• TO BE DONE: Locate and copy all lines bearing the word "here".

• DATA:
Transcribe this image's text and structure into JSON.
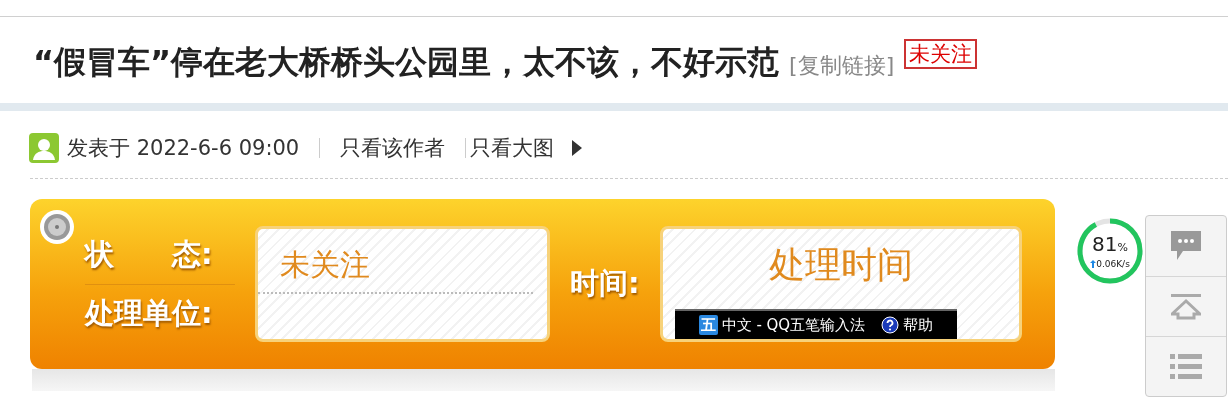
{
  "title": "“假冒车”停在老大桥桥头公园里，太不该，不好示范",
  "copy_link": "[复制链接]",
  "follow_badge": "未关注",
  "meta": {
    "posted": "发表于 2022-6-6 09:00",
    "author_only": "只看该作者",
    "large_images": "只看大图"
  },
  "panel": {
    "status_label": "状　　态:",
    "status_value": "未关注",
    "unit_label": "处理单位:",
    "time_label": "时间:",
    "time_value": "处理时间"
  },
  "ime_bar": {
    "badge": "五",
    "name": "中文 - QQ五笔输入法",
    "help": "帮助"
  },
  "monitor": {
    "percent": "81",
    "unit": "%",
    "speed": "0.06K/s"
  },
  "side_tools": [
    {
      "kind": "comment"
    },
    {
      "kind": "top"
    },
    {
      "kind": "list"
    }
  ]
}
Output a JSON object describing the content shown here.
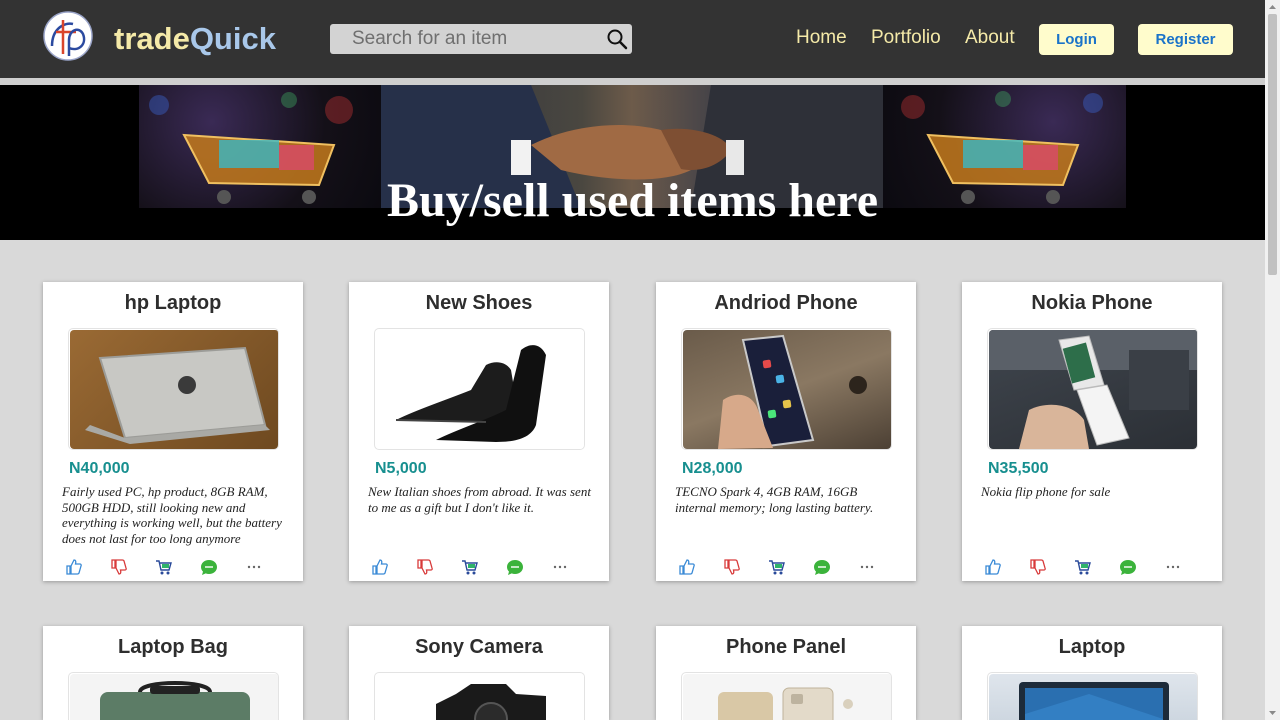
{
  "header": {
    "brand_part1": "trade",
    "brand_part2": "Quick",
    "search_placeholder": "Search for an item",
    "nav": [
      "Home",
      "Portfolio",
      "About"
    ],
    "login_label": "Login",
    "register_label": "Register"
  },
  "hero": {
    "title": "Buy/sell used items here"
  },
  "cards": [
    {
      "title": "hp Laptop",
      "price": "N40,000",
      "description": "Fairly used PC, hp product, 8GB RAM, 500GB HDD, still looking new and everything is working well, but the battery does not last for too long anymore"
    },
    {
      "title": "New Shoes",
      "price": "N5,000",
      "description": "New Italian shoes from abroad. It was sent to me as a gift but I don't like it."
    },
    {
      "title": "Andriod Phone",
      "price": "N28,000",
      "description": "TECNO Spark 4, 4GB RAM, 16GB internal memory; long lasting battery."
    },
    {
      "title": "Nokia Phone",
      "price": "N35,500",
      "description": "Nokia flip phone for sale"
    },
    {
      "title": "Laptop Bag"
    },
    {
      "title": "Sony Camera"
    },
    {
      "title": "Phone Panel"
    },
    {
      "title": "Laptop"
    }
  ],
  "action_icons": [
    "thumbs-up-icon",
    "thumbs-down-icon",
    "cart-icon",
    "chat-icon",
    "more-icon"
  ],
  "colors": {
    "header_bg": "#333333",
    "brand_trade": "#f5eaa8",
    "brand_quick": "#a9c8ea",
    "nav_text": "#f5eaa8",
    "button_bg": "#fffccc",
    "button_text": "#1a73c9",
    "price": "#178f8f",
    "page_bg": "#d9d9d9"
  }
}
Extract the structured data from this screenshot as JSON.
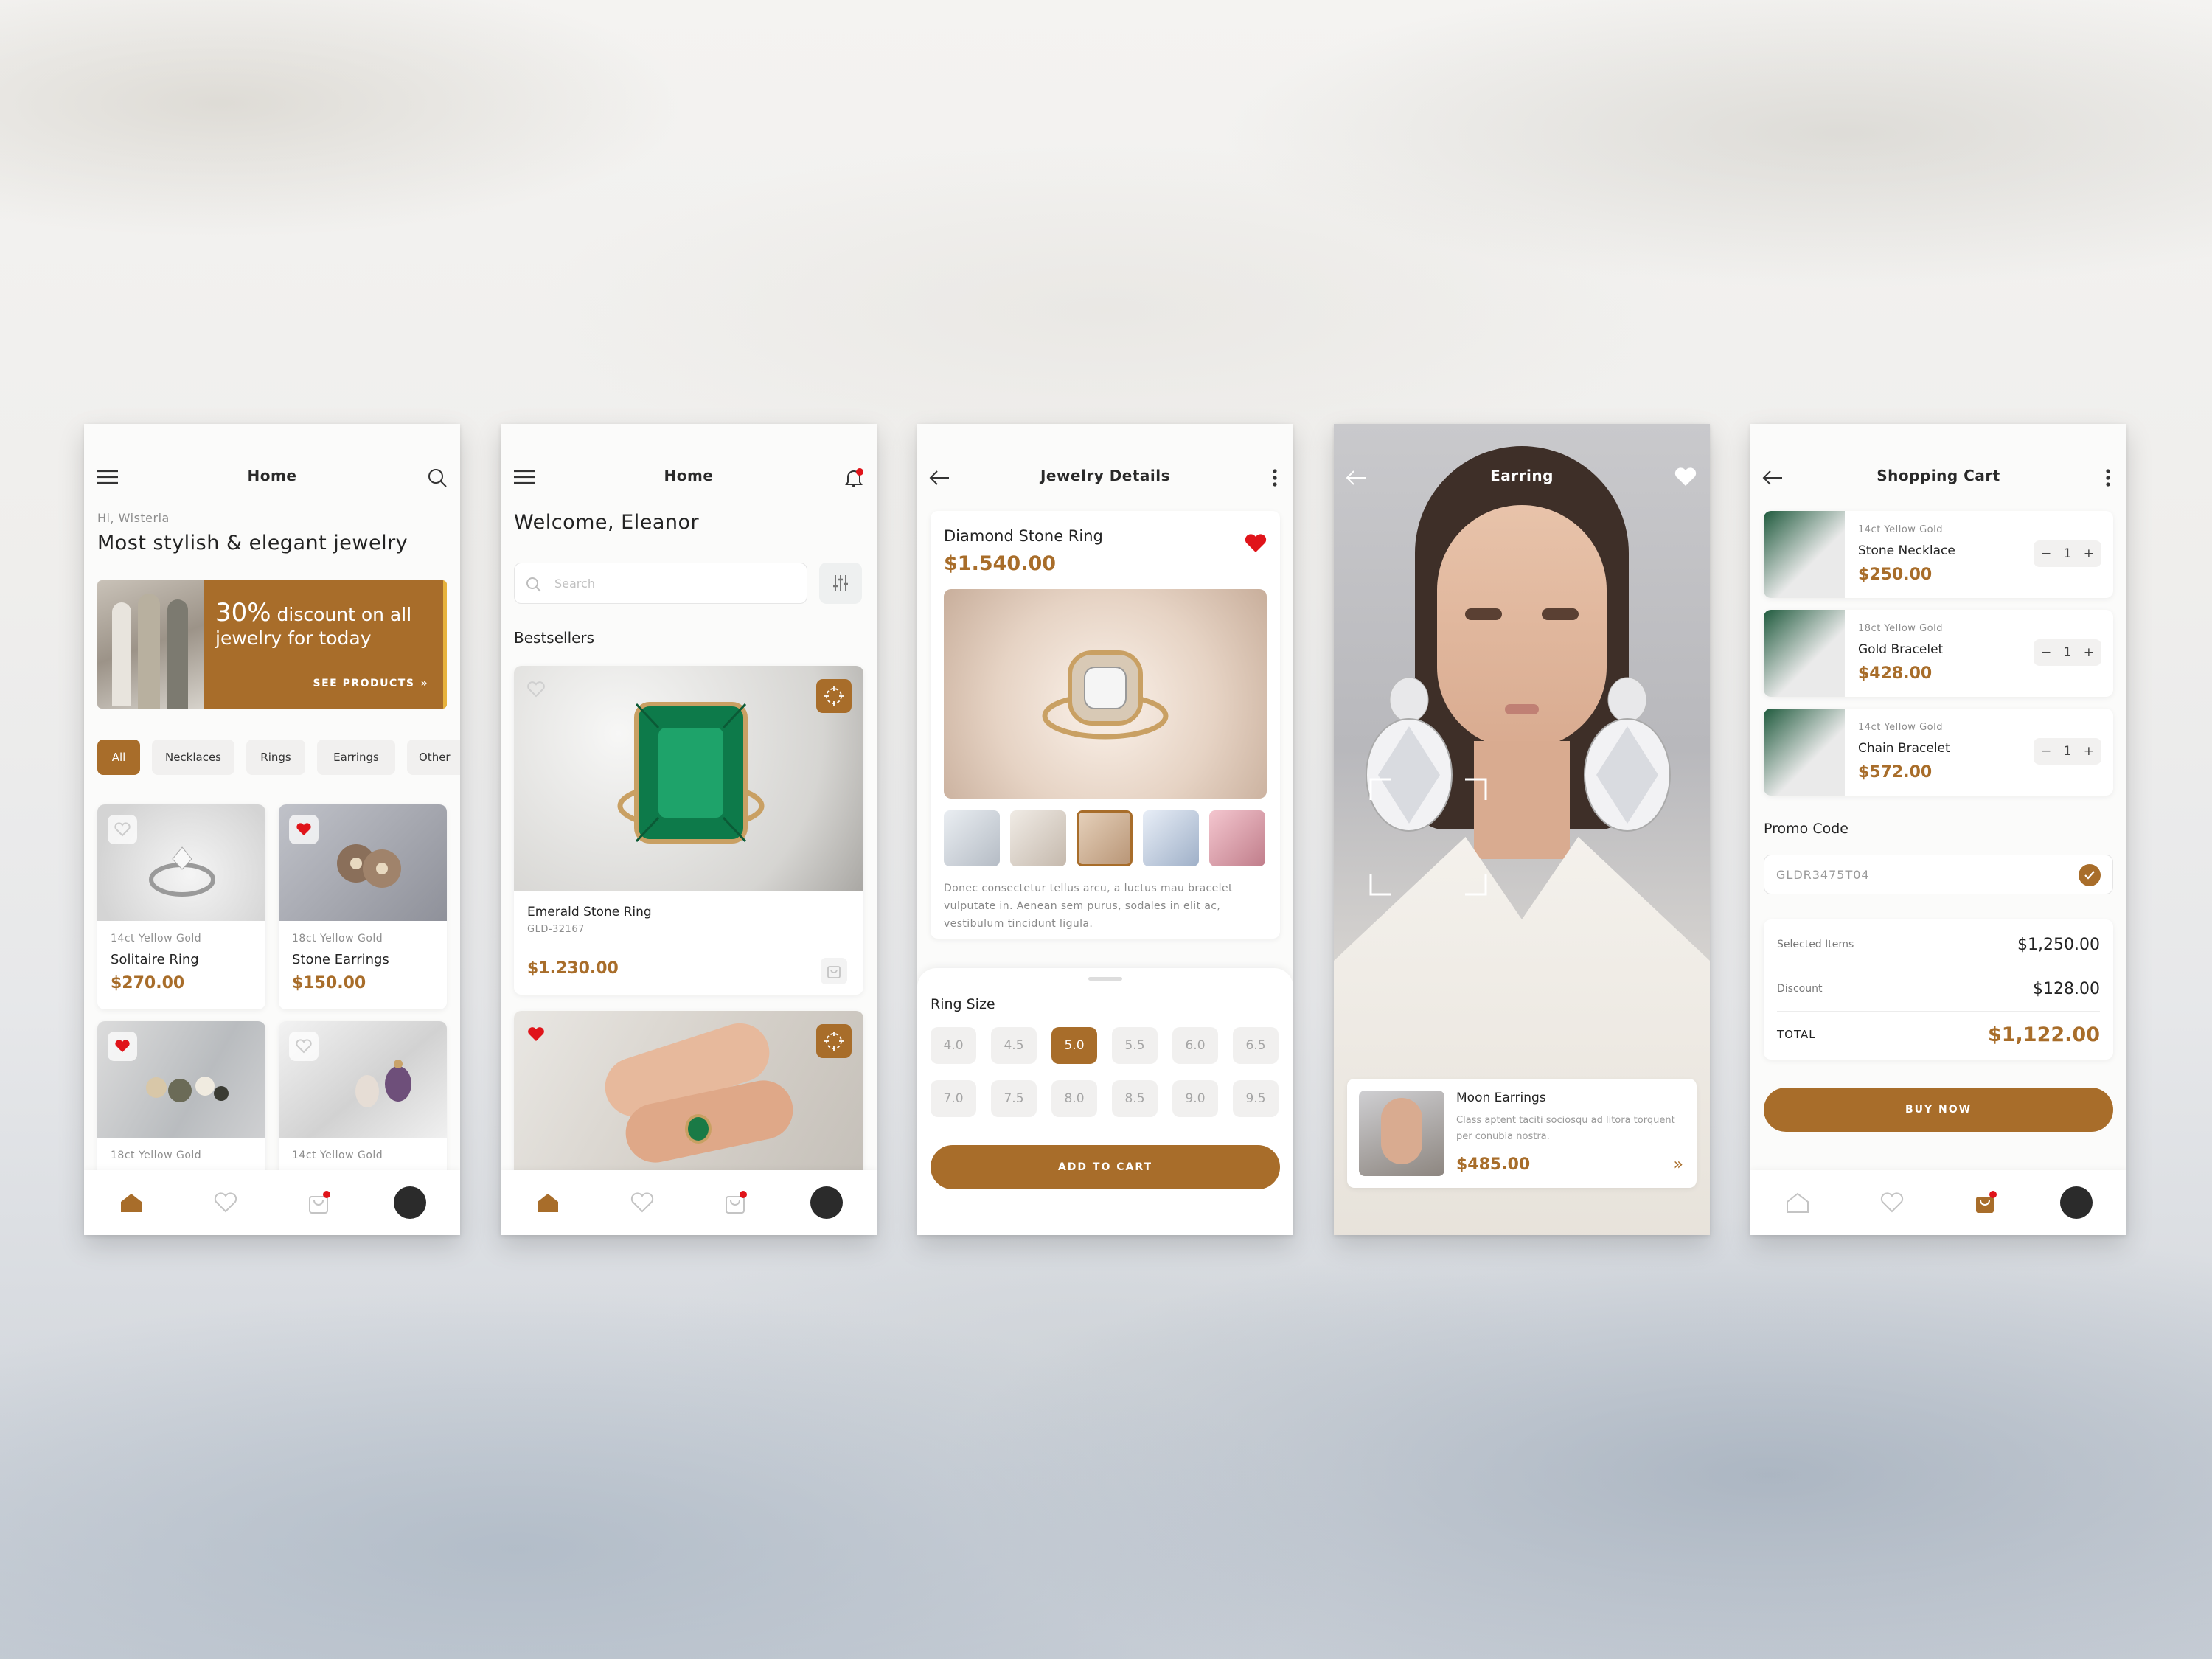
{
  "colors": {
    "accent": "#a86d2a",
    "favorite": "#e0141a",
    "background": "#f2f1ef"
  },
  "s1": {
    "title": "Home",
    "greeting": "Hi, Wisteria",
    "headline": "Most stylish & elegant jewelry",
    "banner": {
      "discount": "30%",
      "text1": "discount on all",
      "text2": "jewelry for today",
      "cta": "SEE PRODUCTS"
    },
    "categories": [
      "All",
      "Necklaces",
      "Rings",
      "Earrings",
      "Other"
    ],
    "products": [
      {
        "meta": "14ct Yellow Gold",
        "name": "Solitaire Ring",
        "price": "$270.00",
        "favorite": false
      },
      {
        "meta": "18ct Yellow Gold",
        "name": "Stone Earrings",
        "price": "$150.00",
        "favorite": true
      },
      {
        "meta": "18ct Yellow Gold",
        "favorite": true
      },
      {
        "meta": "14ct Yellow Gold",
        "favorite": false
      }
    ]
  },
  "s2": {
    "title": "Home",
    "welcome": "Welcome, Eleanor",
    "search_placeholder": "Search",
    "section": "Bestsellers",
    "product": {
      "name": "Emerald Stone Ring",
      "code": "GLD-32167",
      "price": "$1.230.00"
    }
  },
  "s3": {
    "title": "Jewelry Details",
    "name": "Diamond Stone Ring",
    "price": "$1.540.00",
    "description": "Donec consectetur tellus arcu, a luctus mau bracelet vulputate in. Aenean sem purus, sodales in elit ac, vestibulum tincidunt ligula.",
    "size_label": "Ring Size",
    "sizes": [
      "4.0",
      "4.5",
      "5.0",
      "5.5",
      "6.0",
      "6.5",
      "7.0",
      "7.5",
      "8.0",
      "8.5",
      "9.0",
      "9.5"
    ],
    "selected_size": "5.0",
    "cta": "ADD TO CART"
  },
  "s4": {
    "title": "Earring",
    "name": "Moon Earrings",
    "desc": "Class aptent taciti sociosqu ad litora torquent per conubia nostra.",
    "price": "$485.00"
  },
  "s5": {
    "title": "Shopping Cart",
    "items": [
      {
        "meta": "14ct Yellow Gold",
        "name": "Stone Necklace",
        "price": "$250.00",
        "qty": "1"
      },
      {
        "meta": "18ct Yellow Gold",
        "name": "Gold Bracelet",
        "price": "$428.00",
        "qty": "1"
      },
      {
        "meta": "14ct Yellow Gold",
        "name": "Chain Bracelet",
        "price": "$572.00",
        "qty": "1"
      }
    ],
    "promo_label": "Promo Code",
    "promo_value": "GLDR3475T04",
    "summary": {
      "selected_label": "Selected Items",
      "selected": "$1,250.00",
      "discount_label": "Discount",
      "discount": "$128.00",
      "total_label": "TOTAL",
      "total": "$1,122.00"
    },
    "cta": "BUY NOW"
  }
}
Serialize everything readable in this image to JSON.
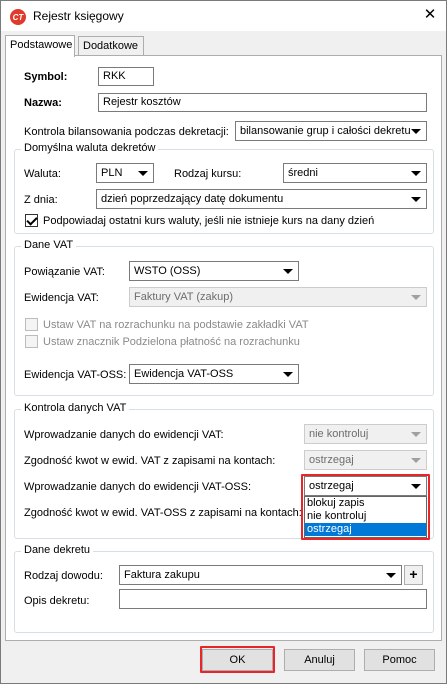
{
  "window": {
    "title": "Rejestr księgowy",
    "icon_text": "CT",
    "close_glyph": "✕"
  },
  "tabs": [
    {
      "label": "Podstawowe",
      "active": true
    },
    {
      "label": "Dodatkowe",
      "active": false
    }
  ],
  "symbol": {
    "label": "Symbol:",
    "value": "RKK"
  },
  "nazwa": {
    "label": "Nazwa:",
    "value": "Rejestr kosztów"
  },
  "kontrola_bilansowania": {
    "label": "Kontrola bilansowania podczas dekretacji:",
    "value": "bilansowanie grup i całości dekretu"
  },
  "waluta_group": {
    "title": "Domyślna waluta dekretów",
    "waluta": {
      "label": "Waluta:",
      "value": "PLN"
    },
    "rodzaj_kursu": {
      "label": "Rodzaj kursu:",
      "value": "średni"
    },
    "z_dnia": {
      "label": "Z dnia:",
      "value": "dzień poprzedzający datę dokumentu"
    },
    "podpowiadaj": {
      "label": "Podpowiadaj ostatni kurs waluty, jeśli nie istnieje kurs na dany dzień",
      "checked": true
    }
  },
  "vat_group": {
    "title": "Dane VAT",
    "powiazanie": {
      "label": "Powiązanie VAT:",
      "value": "WSTO (OSS)"
    },
    "ewidencja": {
      "label": "Ewidencja VAT:",
      "value": "Faktury VAT (zakup)"
    },
    "ustaw_vat": {
      "label": "Ustaw VAT na rozrachunku na podstawie zakładki VAT",
      "checked": false
    },
    "ustaw_znacznik": {
      "label": "Ustaw znacznik Podzielona płatność na rozrachunku",
      "checked": false
    },
    "ewidencja_oss": {
      "label": "Ewidencja VAT-OSS:",
      "value": "Ewidencja VAT-OSS"
    }
  },
  "kontrola_group": {
    "title": "Kontrola danych VAT",
    "wprowadzanie_vat": {
      "label": "Wprowadzanie danych do ewidencji VAT:",
      "value": "nie kontroluj"
    },
    "zgodnosc_vat": {
      "label": "Zgodność kwot w ewid. VAT z zapisami na kontach:",
      "value": "ostrzegaj"
    },
    "wprowadzanie_oss": {
      "label": "Wprowadzanie danych do ewidencji VAT-OSS:",
      "value": "ostrzegaj"
    },
    "zgodnosc_oss": {
      "label": "Zgodność kwot w ewid. VAT-OSS z zapisami na kontach:"
    },
    "dropdown_options": [
      {
        "label": "blokuj zapis",
        "selected": false
      },
      {
        "label": "nie kontroluj",
        "selected": false
      },
      {
        "label": "ostrzegaj",
        "selected": true
      }
    ]
  },
  "dekret_group": {
    "title": "Dane dekretu",
    "rodzaj_dowodu": {
      "label": "Rodzaj dowodu:",
      "value": "Faktura zakupu"
    },
    "add_glyph": "+",
    "opis": {
      "label": "Opis dekretu:",
      "value": ""
    }
  },
  "footer": {
    "ok": "OK",
    "anuluj": "Anuluj",
    "pomoc": "Pomoc"
  },
  "colors": {
    "highlight": "#e8262a",
    "selection": "#0078d7"
  }
}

• CORRECT OUTPUT:
Output a JSON object describing the content shown here.
    "title": "Buy/sell used items here"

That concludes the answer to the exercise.